▶ [What you have to do] Set down exactly the lines from the one containing "What does this" through the last line of the records below, both included, and nothing else.

▶ [Data for this task]
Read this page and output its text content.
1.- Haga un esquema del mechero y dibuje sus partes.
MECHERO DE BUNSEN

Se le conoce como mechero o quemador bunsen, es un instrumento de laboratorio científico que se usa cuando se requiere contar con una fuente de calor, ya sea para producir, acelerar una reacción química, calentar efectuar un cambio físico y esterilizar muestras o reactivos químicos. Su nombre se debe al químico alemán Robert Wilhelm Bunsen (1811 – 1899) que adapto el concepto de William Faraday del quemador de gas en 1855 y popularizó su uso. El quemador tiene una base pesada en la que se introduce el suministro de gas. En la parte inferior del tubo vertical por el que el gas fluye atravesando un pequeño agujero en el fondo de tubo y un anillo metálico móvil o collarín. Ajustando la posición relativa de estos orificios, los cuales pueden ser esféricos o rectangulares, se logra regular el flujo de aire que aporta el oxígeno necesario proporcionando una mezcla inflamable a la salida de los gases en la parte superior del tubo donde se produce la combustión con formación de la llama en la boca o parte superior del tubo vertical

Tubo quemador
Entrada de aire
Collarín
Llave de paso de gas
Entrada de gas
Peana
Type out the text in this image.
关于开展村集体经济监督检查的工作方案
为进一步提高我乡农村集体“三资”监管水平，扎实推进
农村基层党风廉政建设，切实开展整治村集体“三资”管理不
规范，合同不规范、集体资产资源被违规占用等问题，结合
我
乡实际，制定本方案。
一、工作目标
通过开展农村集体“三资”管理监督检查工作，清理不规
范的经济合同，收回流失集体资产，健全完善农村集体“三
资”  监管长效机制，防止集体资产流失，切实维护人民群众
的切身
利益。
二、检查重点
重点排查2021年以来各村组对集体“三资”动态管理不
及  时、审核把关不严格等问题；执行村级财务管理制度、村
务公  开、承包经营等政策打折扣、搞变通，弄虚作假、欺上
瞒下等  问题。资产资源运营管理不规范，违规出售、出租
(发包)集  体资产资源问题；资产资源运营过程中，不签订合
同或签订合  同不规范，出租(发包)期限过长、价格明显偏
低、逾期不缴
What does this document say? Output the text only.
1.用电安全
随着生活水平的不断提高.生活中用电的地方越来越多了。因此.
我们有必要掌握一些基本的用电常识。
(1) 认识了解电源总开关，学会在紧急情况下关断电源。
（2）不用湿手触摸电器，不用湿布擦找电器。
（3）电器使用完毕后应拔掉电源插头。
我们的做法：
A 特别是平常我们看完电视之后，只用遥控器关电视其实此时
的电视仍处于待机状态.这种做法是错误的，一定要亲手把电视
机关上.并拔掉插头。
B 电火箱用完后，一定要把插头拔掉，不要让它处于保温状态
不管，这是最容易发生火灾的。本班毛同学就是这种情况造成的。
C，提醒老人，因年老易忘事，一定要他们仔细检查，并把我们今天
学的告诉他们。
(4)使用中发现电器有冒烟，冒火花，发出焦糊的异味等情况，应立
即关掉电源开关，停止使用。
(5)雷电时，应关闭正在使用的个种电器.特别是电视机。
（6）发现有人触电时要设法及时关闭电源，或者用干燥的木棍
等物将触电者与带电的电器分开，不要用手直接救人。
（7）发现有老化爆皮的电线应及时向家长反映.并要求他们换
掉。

▶ [Reply]
What does this document say? Output the text only.
1.用电安全
随着生活水平的不断提高.生活中用电的地方越来越多了。因此.
我们有必要掌握一些基本的用电常识。
(1) 认识了解电源总开关，学会在紧急情况下关断电源。
（2）不用湿手触摸电器，不用湿布擦找电器。
（3）电器使用完毕后应拔掉电源插头。
我们的做法：
A 特别是平常我们看完电视之后，只用遥控器关电视其实此时
的电视仍处于待机状态.这种做法是错误的，一定要亲手把电视
机关上.并拔掉插头。
B 电火箱用完后，一定要把插头拔掉，不要让它处于保温状态
不管，这是最容易发生火灾的。本班毛同学就是这种情况造成的。
C，提醒老人，因年老易忘事，一定要他们仔细检查，并把我们今天
学的告诉他们。
(4)使用中发现电器有冒烟，冒火花，发出焦糊的异味等情况，应立
即关掉电源开关，停止使用。
(5)雷电时，应关闭正在使用的个种电器.特别是电视机。
（6）发现有人触电时要设法及时关闭电源，或者用干燥的木棍
等物将触电者与带电的电器分开，不要用手直接救人。
（7）发现有老化爆皮的电线应及时向家长反映.并要求他们换
掉。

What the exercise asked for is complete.